- What to produce
The records below must be output exactly, without pictures.

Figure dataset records
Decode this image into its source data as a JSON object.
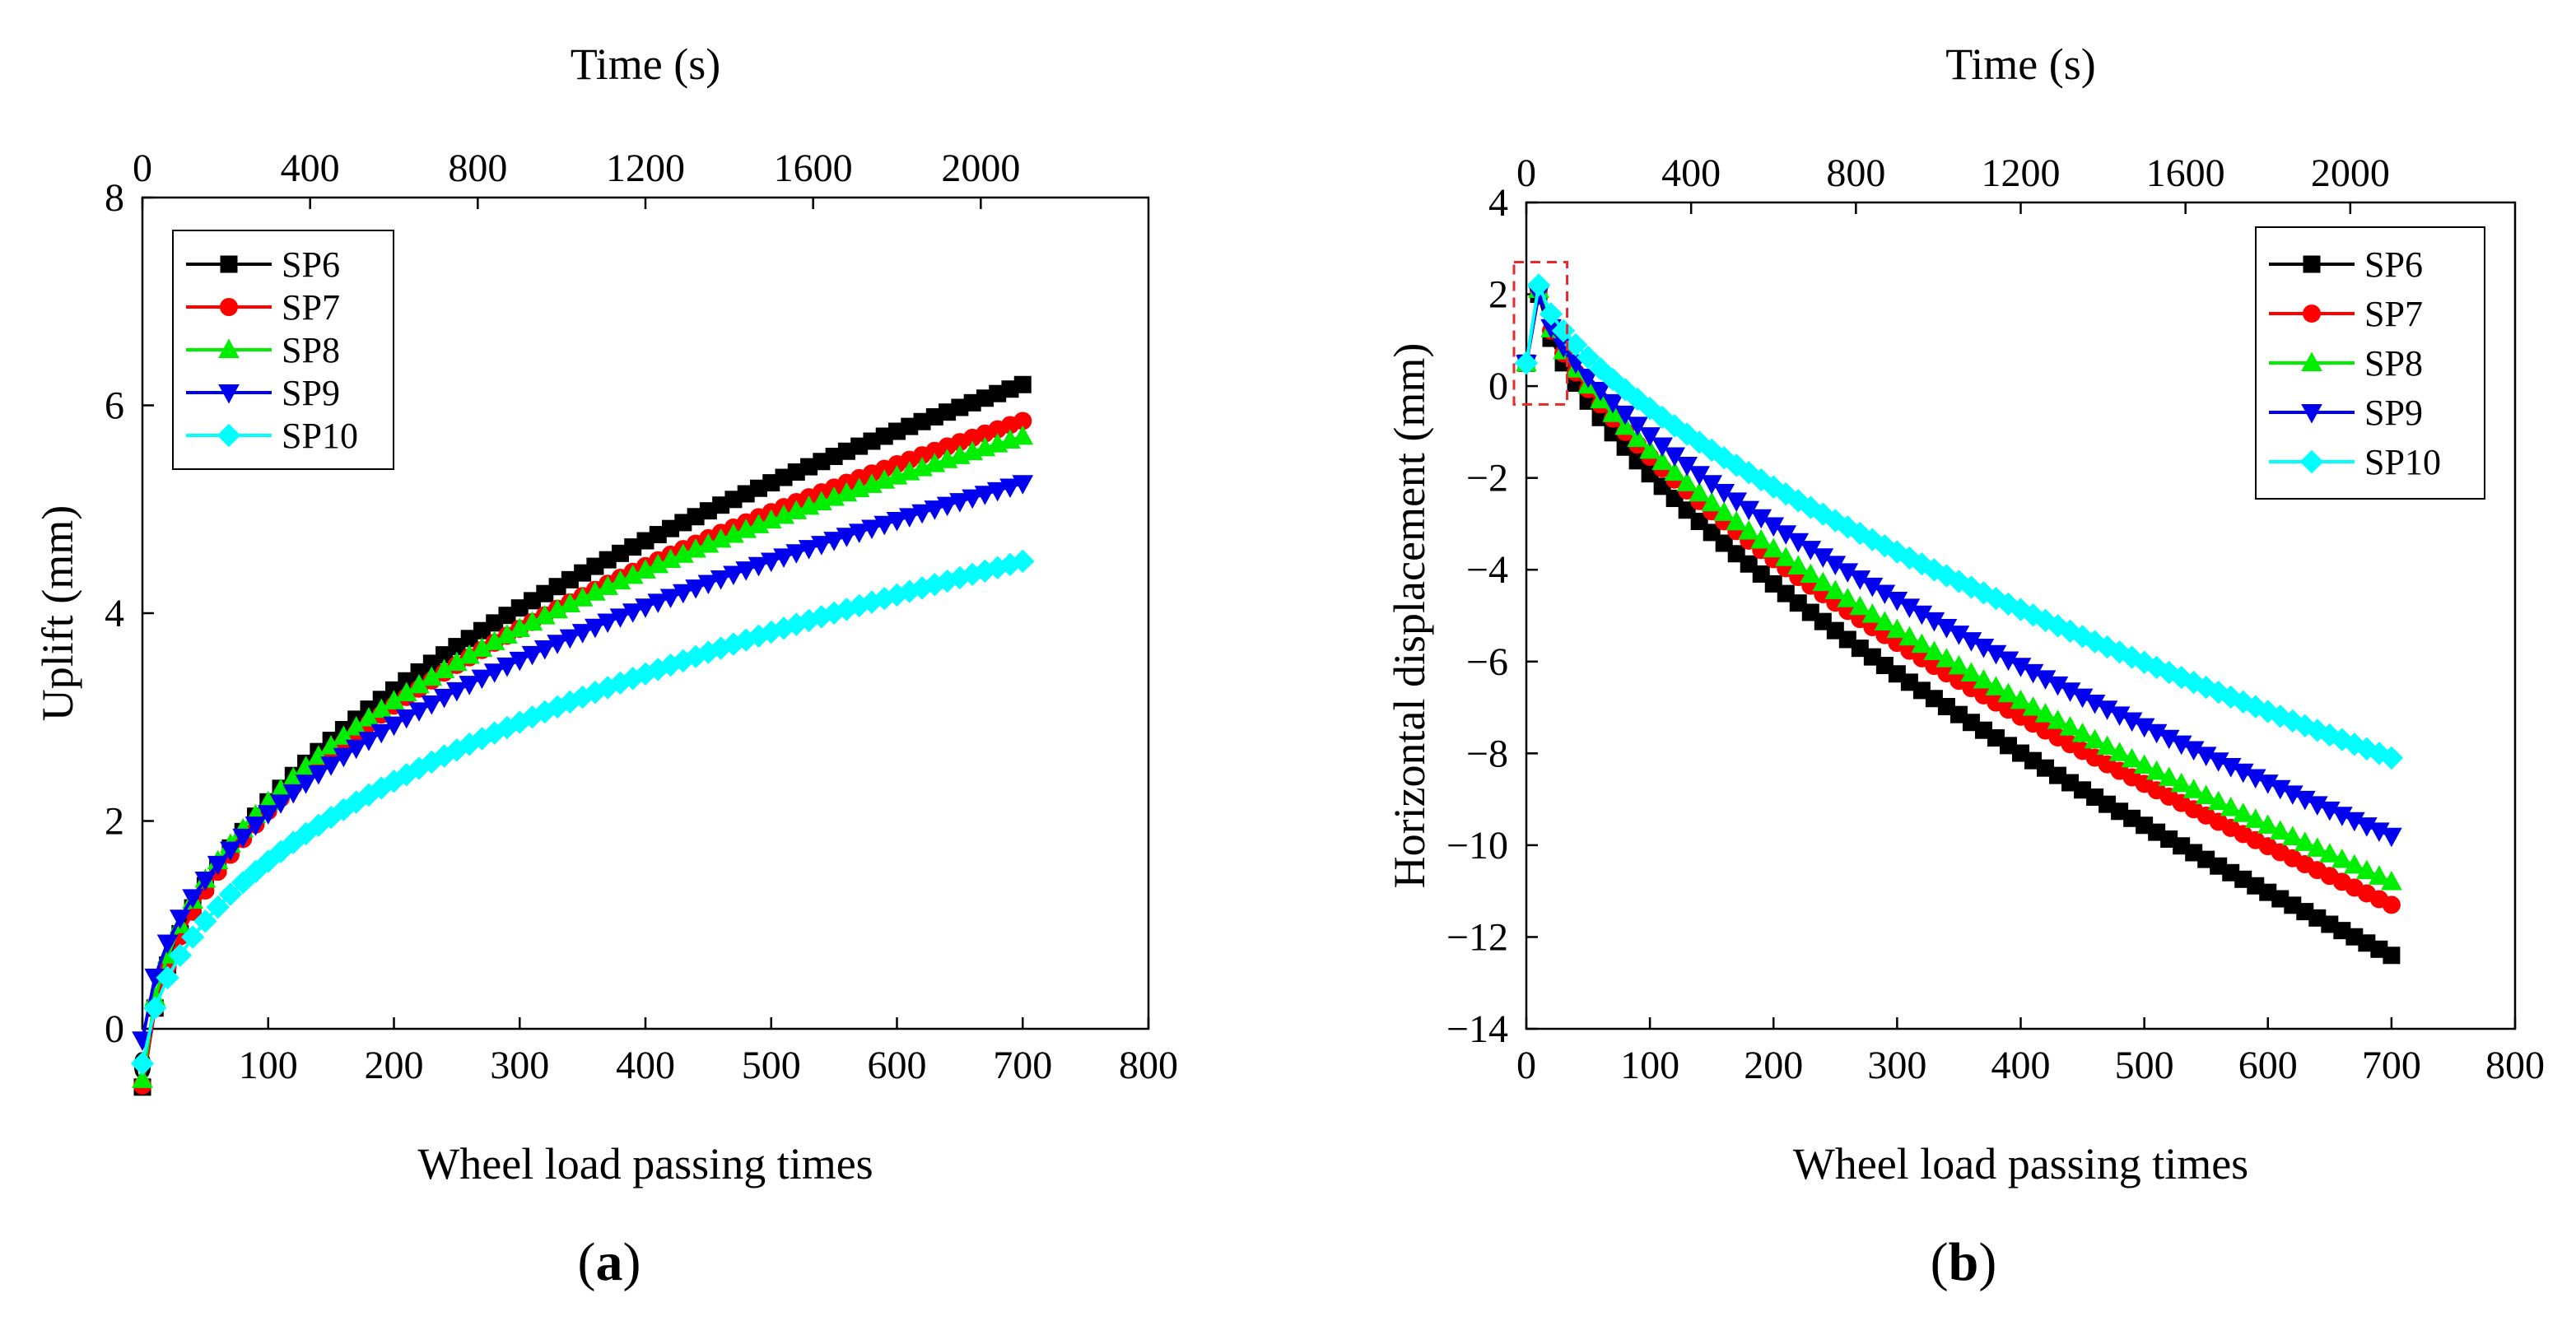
{
  "chart_data": [
    {
      "id": "a",
      "type": "line",
      "panel_label": "a",
      "xlabel": "Wheel load passing times",
      "ylabel": "Uplift (mm)",
      "top_xlabel": "Time (s)",
      "xlim": [
        0,
        800
      ],
      "ylim": [
        0,
        8
      ],
      "xticks": [
        "0",
        "100",
        "200",
        "300",
        "400",
        "500",
        "600",
        "700",
        "800"
      ],
      "yticks": [
        "0",
        "2",
        "4",
        "6",
        "8"
      ],
      "top_xlim": [
        0,
        2400
      ],
      "top_xticks": [
        "0",
        "400",
        "800",
        "1200",
        "1600",
        "2000"
      ],
      "legend_position": "top-left",
      "x_max": 700,
      "series": [
        {
          "name": "SP6",
          "color": "#000000",
          "marker": "square",
          "y_at_x": [
            [
              10,
              0.2
            ],
            [
              300,
              4.05
            ],
            [
              700,
              6.2
            ]
          ]
        },
        {
          "name": "SP7",
          "color": "#ff0000",
          "marker": "circle",
          "y_at_x": [
            [
              10,
              0.2
            ],
            [
              300,
              3.85
            ],
            [
              700,
              5.85
            ]
          ]
        },
        {
          "name": "SP8",
          "color": "#00ee00",
          "marker": "triangle-up",
          "y_at_x": [
            [
              10,
              0.3
            ],
            [
              300,
              3.85
            ],
            [
              700,
              5.7
            ]
          ]
        },
        {
          "name": "SP9",
          "color": "#0000ee",
          "marker": "triangle-down",
          "y_at_x": [
            [
              10,
              0.5
            ],
            [
              300,
              3.55
            ],
            [
              700,
              5.25
            ]
          ]
        },
        {
          "name": "SP10",
          "color": "#00ffff",
          "marker": "diamond",
          "y_at_x": [
            [
              10,
              0.2
            ],
            [
              300,
              2.95
            ],
            [
              700,
              4.5
            ]
          ]
        }
      ]
    },
    {
      "id": "b",
      "type": "line",
      "panel_label": "b",
      "xlabel": "Wheel load passing times",
      "ylabel": "Horizontal displacement (mm)",
      "top_xlabel": "Time (s)",
      "xlim": [
        0,
        800
      ],
      "ylim": [
        -14,
        4
      ],
      "xticks": [
        "0",
        "100",
        "200",
        "300",
        "400",
        "500",
        "600",
        "700",
        "800"
      ],
      "yticks": [
        "−14",
        "−12",
        "−10",
        "−8",
        "−6",
        "−4",
        "−2",
        "0",
        "2",
        "4"
      ],
      "top_xlim": [
        0,
        2400
      ],
      "top_xticks": [
        "0",
        "400",
        "800",
        "1200",
        "1600",
        "2000"
      ],
      "legend_position": "top-right",
      "x_max": 700,
      "initial_point": [
        0,
        0.5
      ],
      "peak_x": 10,
      "highlight_box": {
        "x": [
          -10,
          33
        ],
        "y": [
          -0.4,
          2.7
        ]
      },
      "series": [
        {
          "name": "SP6",
          "color": "#000000",
          "marker": "square",
          "peak": 2.0,
          "end": -12.4,
          "shape_p": 0.64
        },
        {
          "name": "SP7",
          "color": "#ff0000",
          "marker": "circle",
          "peak": 2.1,
          "end": -11.3,
          "shape_p": 0.64
        },
        {
          "name": "SP8",
          "color": "#00ee00",
          "marker": "triangle-up",
          "peak": 2.1,
          "end": -10.8,
          "shape_p": 0.64
        },
        {
          "name": "SP9",
          "color": "#0000ee",
          "marker": "triangle-down",
          "peak": 2.0,
          "end": -9.8,
          "shape_p": 0.66
        },
        {
          "name": "SP10",
          "color": "#00ffff",
          "marker": "diamond",
          "peak": 2.2,
          "end": -8.1,
          "shape_p": 0.66
        }
      ]
    }
  ]
}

- Reply to the exercise
Decode this image into its source data as a JSON object.
{
  "chart_data": [
    {
      "id": "a",
      "type": "line",
      "panel_label": "a",
      "xlabel": "Wheel load passing times",
      "ylabel": "Uplift (mm)",
      "top_xlabel": "Time (s)",
      "xlim": [
        0,
        800
      ],
      "ylim": [
        0,
        8
      ],
      "xticks": [
        "0",
        "100",
        "200",
        "300",
        "400",
        "500",
        "600",
        "700",
        "800"
      ],
      "yticks": [
        "0",
        "2",
        "4",
        "6",
        "8"
      ],
      "top_xlim": [
        0,
        2400
      ],
      "top_xticks": [
        "0",
        "400",
        "800",
        "1200",
        "1600",
        "2000"
      ],
      "legend_position": "top-left",
      "x_max": 700,
      "series": [
        {
          "name": "SP6",
          "color": "#000000",
          "marker": "square",
          "y_at_x": [
            [
              10,
              0.2
            ],
            [
              300,
              4.05
            ],
            [
              700,
              6.2
            ]
          ]
        },
        {
          "name": "SP7",
          "color": "#ff0000",
          "marker": "circle",
          "y_at_x": [
            [
              10,
              0.2
            ],
            [
              300,
              3.85
            ],
            [
              700,
              5.85
            ]
          ]
        },
        {
          "name": "SP8",
          "color": "#00ee00",
          "marker": "triangle-up",
          "y_at_x": [
            [
              10,
              0.3
            ],
            [
              300,
              3.85
            ],
            [
              700,
              5.7
            ]
          ]
        },
        {
          "name": "SP9",
          "color": "#0000ee",
          "marker": "triangle-down",
          "y_at_x": [
            [
              10,
              0.5
            ],
            [
              300,
              3.55
            ],
            [
              700,
              5.25
            ]
          ]
        },
        {
          "name": "SP10",
          "color": "#00ffff",
          "marker": "diamond",
          "y_at_x": [
            [
              10,
              0.2
            ],
            [
              300,
              2.95
            ],
            [
              700,
              4.5
            ]
          ]
        }
      ]
    },
    {
      "id": "b",
      "type": "line",
      "panel_label": "b",
      "xlabel": "Wheel load passing times",
      "ylabel": "Horizontal displacement (mm)",
      "top_xlabel": "Time (s)",
      "xlim": [
        0,
        800
      ],
      "ylim": [
        -14,
        4
      ],
      "xticks": [
        "0",
        "100",
        "200",
        "300",
        "400",
        "500",
        "600",
        "700",
        "800"
      ],
      "yticks": [
        "−14",
        "−12",
        "−10",
        "−8",
        "−6",
        "−4",
        "−2",
        "0",
        "2",
        "4"
      ],
      "top_xlim": [
        0,
        2400
      ],
      "top_xticks": [
        "0",
        "400",
        "800",
        "1200",
        "1600",
        "2000"
      ],
      "legend_position": "top-right",
      "x_max": 700,
      "initial_point": [
        0,
        0.5
      ],
      "peak_x": 10,
      "highlight_box": {
        "x": [
          -10,
          33
        ],
        "y": [
          -0.4,
          2.7
        ]
      },
      "series": [
        {
          "name": "SP6",
          "color": "#000000",
          "marker": "square",
          "peak": 2.0,
          "end": -12.4,
          "shape_p": 0.64
        },
        {
          "name": "SP7",
          "color": "#ff0000",
          "marker": "circle",
          "peak": 2.1,
          "end": -11.3,
          "shape_p": 0.64
        },
        {
          "name": "SP8",
          "color": "#00ee00",
          "marker": "triangle-up",
          "peak": 2.1,
          "end": -10.8,
          "shape_p": 0.64
        },
        {
          "name": "SP9",
          "color": "#0000ee",
          "marker": "triangle-down",
          "peak": 2.0,
          "end": -9.8,
          "shape_p": 0.66
        },
        {
          "name": "SP10",
          "color": "#00ffff",
          "marker": "diamond",
          "peak": 2.2,
          "end": -8.1,
          "shape_p": 0.66
        }
      ]
    }
  ]
}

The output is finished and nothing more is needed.